WRITTEN REQUEST: In the records that follow, show each line where the word "Programming" is present.

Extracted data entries
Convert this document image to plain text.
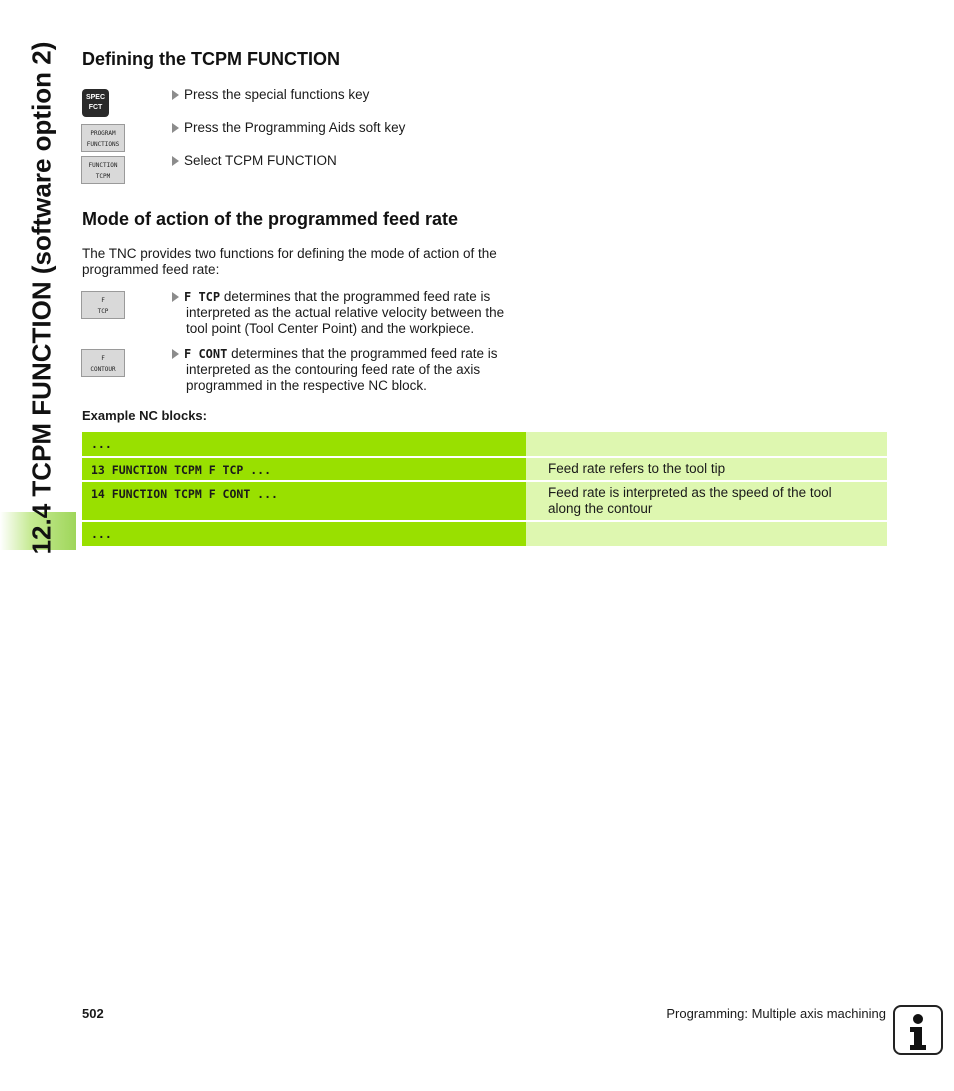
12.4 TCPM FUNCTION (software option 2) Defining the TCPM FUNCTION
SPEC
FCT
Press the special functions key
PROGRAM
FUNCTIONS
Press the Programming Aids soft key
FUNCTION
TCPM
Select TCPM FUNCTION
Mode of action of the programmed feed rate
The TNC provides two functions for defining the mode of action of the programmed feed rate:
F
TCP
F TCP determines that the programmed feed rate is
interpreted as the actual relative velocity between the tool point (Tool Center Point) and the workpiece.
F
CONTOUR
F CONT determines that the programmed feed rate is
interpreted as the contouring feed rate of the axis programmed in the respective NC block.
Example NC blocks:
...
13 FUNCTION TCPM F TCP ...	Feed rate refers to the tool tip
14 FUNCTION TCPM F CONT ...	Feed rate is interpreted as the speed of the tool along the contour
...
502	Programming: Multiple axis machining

RESULT OF THIS EXERCISE:
Press the Programming Aids soft key
502	Programming: Multiple axis machining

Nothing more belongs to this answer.